Dalam berita tentang pengungsi kabut asap di Pekanbaru, sejak kapan bayi Lisa yang bernama Alif mengalami sesak napas?

■ Bagian Teks:
━━━━━━━━━━━━━━━━━━━━━━━━━━━━━━

REPUBLIKA.CO.ID,
Oleh Febrian Fachri
Lisa (36 tahun) berusaha menenangkan bayinya yang terus menangis. Sembari itu, Lisa menjawab pertanyaan petugas posko yang tengah mendata nama dan alamat pengungsi. Bayinya bernama Alif terlihat tidak sehat. Matanya memerah dan pucat.
Setelah namanya didata petugas, Lisa menyampaikan keluhan dan kondisi Alif selama beberapa hari terakhir. Ia menceritakan, Alif mengalami sesak napas sejak dua hari lalu akibat kabut asap kebakaran hutan dan lahan (karhutla). "Di terus menangis. Suhu badannya naik karena dia sesak napas," kata Lisa saat bercerita kepada Republika, di Pekanbaru, kemarin.
Lisa sempat memeriksakan kondisi Alif ke puskesmas yang terletak di Jalan Sekolah Pekanbaru. Puskesmas menyarankan Lisa merawat inap Alif. Opsi lain yang ditawarkan pihak puskesmas adalah menginap di posko pengungsian yang telah dibuka pemerintah sejak sepekan terakhir.
Lisa kemudian mendatangi Posko Kesehatan Balai Rehabilitasi Sosial Anak Memerlukan Perlindungan Khusus Kementerian Sosial, Pekanbaru, Riau, Kamis (19/9). Posko itu dibuat khusus untuk para pengungsi korban kabut asap.

━━━━━━━━━━━━━━━━━━━━━━━━━━━━━━

■ Kutipan Sumber:
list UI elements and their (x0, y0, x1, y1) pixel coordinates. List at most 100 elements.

━━━━━━━━━━━━━━━━━━━━━━━━━━━━━━

■ Hasil: Sejak dua hari lalu.